Exercise prompt> Every entry below must appear again, exactly as written.

↓

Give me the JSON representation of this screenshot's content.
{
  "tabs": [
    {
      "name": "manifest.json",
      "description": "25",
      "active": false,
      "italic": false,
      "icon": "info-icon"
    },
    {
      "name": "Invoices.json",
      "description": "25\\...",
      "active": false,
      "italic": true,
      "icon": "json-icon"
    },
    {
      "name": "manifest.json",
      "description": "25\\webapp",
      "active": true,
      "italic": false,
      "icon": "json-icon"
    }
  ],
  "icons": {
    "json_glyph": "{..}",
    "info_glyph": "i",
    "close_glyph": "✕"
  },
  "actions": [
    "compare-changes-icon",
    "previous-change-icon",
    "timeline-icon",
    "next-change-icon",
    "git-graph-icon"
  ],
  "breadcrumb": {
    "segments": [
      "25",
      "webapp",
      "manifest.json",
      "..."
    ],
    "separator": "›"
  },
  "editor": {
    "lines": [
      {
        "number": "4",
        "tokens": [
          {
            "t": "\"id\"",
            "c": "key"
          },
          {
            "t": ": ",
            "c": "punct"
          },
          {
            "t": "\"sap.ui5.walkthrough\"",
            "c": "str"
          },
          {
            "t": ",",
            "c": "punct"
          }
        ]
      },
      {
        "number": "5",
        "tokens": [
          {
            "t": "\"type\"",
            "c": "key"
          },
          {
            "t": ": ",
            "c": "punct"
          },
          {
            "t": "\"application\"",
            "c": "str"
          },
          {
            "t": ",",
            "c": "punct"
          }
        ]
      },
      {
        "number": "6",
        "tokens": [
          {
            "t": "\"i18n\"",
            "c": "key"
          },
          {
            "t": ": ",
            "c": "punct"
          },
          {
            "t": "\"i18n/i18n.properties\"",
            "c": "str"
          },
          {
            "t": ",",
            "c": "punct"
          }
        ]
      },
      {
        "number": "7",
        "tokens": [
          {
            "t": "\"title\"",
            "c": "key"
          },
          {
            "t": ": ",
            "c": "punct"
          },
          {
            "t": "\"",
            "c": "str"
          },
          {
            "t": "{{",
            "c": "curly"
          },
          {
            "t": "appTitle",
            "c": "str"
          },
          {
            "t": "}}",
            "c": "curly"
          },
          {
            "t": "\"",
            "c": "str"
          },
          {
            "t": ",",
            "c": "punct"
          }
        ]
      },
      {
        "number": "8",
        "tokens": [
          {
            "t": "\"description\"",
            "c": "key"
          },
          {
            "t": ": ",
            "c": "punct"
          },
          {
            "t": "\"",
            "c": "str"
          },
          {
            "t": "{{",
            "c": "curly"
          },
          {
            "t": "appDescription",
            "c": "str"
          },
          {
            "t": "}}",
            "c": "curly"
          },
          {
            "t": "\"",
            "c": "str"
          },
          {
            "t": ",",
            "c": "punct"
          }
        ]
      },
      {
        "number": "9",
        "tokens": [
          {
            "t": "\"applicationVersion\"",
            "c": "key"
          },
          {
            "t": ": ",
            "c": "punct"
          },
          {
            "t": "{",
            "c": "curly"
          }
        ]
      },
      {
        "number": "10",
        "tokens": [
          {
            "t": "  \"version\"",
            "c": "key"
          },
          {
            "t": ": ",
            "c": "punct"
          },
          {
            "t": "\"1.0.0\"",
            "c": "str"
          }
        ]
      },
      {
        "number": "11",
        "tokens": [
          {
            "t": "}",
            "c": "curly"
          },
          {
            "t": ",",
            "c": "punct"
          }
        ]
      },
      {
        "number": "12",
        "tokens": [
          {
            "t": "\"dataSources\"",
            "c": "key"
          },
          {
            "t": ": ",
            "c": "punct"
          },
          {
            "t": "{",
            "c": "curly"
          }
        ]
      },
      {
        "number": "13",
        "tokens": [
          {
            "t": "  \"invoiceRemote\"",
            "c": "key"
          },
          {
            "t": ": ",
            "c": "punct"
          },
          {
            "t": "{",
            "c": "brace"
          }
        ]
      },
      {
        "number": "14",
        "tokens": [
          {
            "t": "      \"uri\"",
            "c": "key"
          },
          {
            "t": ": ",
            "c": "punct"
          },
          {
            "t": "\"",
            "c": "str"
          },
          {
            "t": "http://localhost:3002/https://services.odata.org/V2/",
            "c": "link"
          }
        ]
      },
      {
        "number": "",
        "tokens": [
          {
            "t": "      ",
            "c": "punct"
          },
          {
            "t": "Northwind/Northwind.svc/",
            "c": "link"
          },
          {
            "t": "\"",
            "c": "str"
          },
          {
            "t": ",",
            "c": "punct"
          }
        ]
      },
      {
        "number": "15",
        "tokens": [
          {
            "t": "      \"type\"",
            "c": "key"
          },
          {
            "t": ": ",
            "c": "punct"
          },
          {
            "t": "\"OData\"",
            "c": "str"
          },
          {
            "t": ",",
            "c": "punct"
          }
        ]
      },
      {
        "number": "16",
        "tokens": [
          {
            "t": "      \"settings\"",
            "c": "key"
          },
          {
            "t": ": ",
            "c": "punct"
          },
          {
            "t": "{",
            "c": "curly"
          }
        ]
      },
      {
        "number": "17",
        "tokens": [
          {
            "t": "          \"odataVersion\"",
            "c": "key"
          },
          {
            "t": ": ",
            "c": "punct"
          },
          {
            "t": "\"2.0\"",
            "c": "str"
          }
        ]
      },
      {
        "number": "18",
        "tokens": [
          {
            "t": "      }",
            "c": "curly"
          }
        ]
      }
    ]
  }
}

↑

Response to this task>
Give me the JSON representation of this screenshot's content.
{
  "tabs": [
    {
      "name": "manifest.json",
      "description": "25",
      "active": false,
      "italic": false,
      "icon": "info-icon"
    },
    {
      "name": "Invoices.json",
      "description": "25\\...",
      "active": false,
      "italic": true,
      "icon": "json-icon"
    },
    {
      "name": "manifest.json",
      "description": "25\\webapp",
      "active": true,
      "italic": false,
      "icon": "json-icon"
    }
  ],
  "icons": {
    "json_glyph": "{..}",
    "info_glyph": "i",
    "close_glyph": "✕"
  },
  "actions": [
    "compare-changes-icon",
    "previous-change-icon",
    "timeline-icon",
    "next-change-icon",
    "git-graph-icon"
  ],
  "breadcrumb": {
    "segments": [
      "25",
      "webapp",
      "manifest.json",
      "..."
    ],
    "separator": "›"
  },
  "editor": {
    "lines": [
      {
        "number": "4",
        "tokens": [
          {
            "t": "\"id\"",
            "c": "key"
          },
          {
            "t": ": ",
            "c": "punct"
          },
          {
            "t": "\"sap.ui5.walkthrough\"",
            "c": "str"
          },
          {
            "t": ",",
            "c": "punct"
          }
        ]
      },
      {
        "number": "5",
        "tokens": [
          {
            "t": "\"type\"",
            "c": "key"
          },
          {
            "t": ": ",
            "c": "punct"
          },
          {
            "t": "\"application\"",
            "c": "str"
          },
          {
            "t": ",",
            "c": "punct"
          }
        ]
      },
      {
        "number": "6",
        "tokens": [
          {
            "t": "\"i18n\"",
            "c": "key"
          },
          {
            "t": ": ",
            "c": "punct"
          },
          {
            "t": "\"i18n/i18n.properties\"",
            "c": "str"
          },
          {
            "t": ",",
            "c": "punct"
          }
        ]
      },
      {
        "number": "7",
        "tokens": [
          {
            "t": "\"title\"",
            "c": "key"
          },
          {
            "t": ": ",
            "c": "punct"
          },
          {
            "t": "\"",
            "c": "str"
          },
          {
            "t": "{{",
            "c": "curly"
          },
          {
            "t": "appTitle",
            "c": "str"
          },
          {
            "t": "}}",
            "c": "curly"
          },
          {
            "t": "\"",
            "c": "str"
          },
          {
            "t": ",",
            "c": "punct"
          }
        ]
      },
      {
        "number": "8",
        "tokens": [
          {
            "t": "\"description\"",
            "c": "key"
          },
          {
            "t": ": ",
            "c": "punct"
          },
          {
            "t": "\"",
            "c": "str"
          },
          {
            "t": "{{",
            "c": "curly"
          },
          {
            "t": "appDescription",
            "c": "str"
          },
          {
            "t": "}}",
            "c": "curly"
          },
          {
            "t": "\"",
            "c": "str"
          },
          {
            "t": ",",
            "c": "punct"
          }
        ]
      },
      {
        "number": "9",
        "tokens": [
          {
            "t": "\"applicationVersion\"",
            "c": "key"
          },
          {
            "t": ": ",
            "c": "punct"
          },
          {
            "t": "{",
            "c": "curly"
          }
        ]
      },
      {
        "number": "10",
        "tokens": [
          {
            "t": "  \"version\"",
            "c": "key"
          },
          {
            "t": ": ",
            "c": "punct"
          },
          {
            "t": "\"1.0.0\"",
            "c": "str"
          }
        ]
      },
      {
        "number": "11",
        "tokens": [
          {
            "t": "}",
            "c": "curly"
          },
          {
            "t": ",",
            "c": "punct"
          }
        ]
      },
      {
        "number": "12",
        "tokens": [
          {
            "t": "\"dataSources\"",
            "c": "key"
          },
          {
            "t": ": ",
            "c": "punct"
          },
          {
            "t": "{",
            "c": "curly"
          }
        ]
      },
      {
        "number": "13",
        "tokens": [
          {
            "t": "  \"invoiceRemote\"",
            "c": "key"
          },
          {
            "t": ": ",
            "c": "punct"
          },
          {
            "t": "{",
            "c": "brace"
          }
        ]
      },
      {
        "number": "14",
        "tokens": [
          {
            "t": "      \"uri\"",
            "c": "key"
          },
          {
            "t": ": ",
            "c": "punct"
          },
          {
            "t": "\"",
            "c": "str"
          },
          {
            "t": "http://localhost:3002/https://services.odata.org/V2/",
            "c": "link"
          }
        ]
      },
      {
        "number": "",
        "tokens": [
          {
            "t": "      ",
            "c": "punct"
          },
          {
            "t": "Northwind/Northwind.svc/",
            "c": "link"
          },
          {
            "t": "\"",
            "c": "str"
          },
          {
            "t": ",",
            "c": "punct"
          }
        ]
      },
      {
        "number": "15",
        "tokens": [
          {
            "t": "      \"type\"",
            "c": "key"
          },
          {
            "t": ": ",
            "c": "punct"
          },
          {
            "t": "\"OData\"",
            "c": "str"
          },
          {
            "t": ",",
            "c": "punct"
          }
        ]
      },
      {
        "number": "16",
        "tokens": [
          {
            "t": "      \"settings\"",
            "c": "key"
          },
          {
            "t": ": ",
            "c": "punct"
          },
          {
            "t": "{",
            "c": "curly"
          }
        ]
      },
      {
        "number": "17",
        "tokens": [
          {
            "t": "          \"odataVersion\"",
            "c": "key"
          },
          {
            "t": ": ",
            "c": "punct"
          },
          {
            "t": "\"2.0\"",
            "c": "str"
          }
        ]
      },
      {
        "number": "18",
        "tokens": [
          {
            "t": "      }",
            "c": "curly"
          }
        ]
      }
    ]
  }
}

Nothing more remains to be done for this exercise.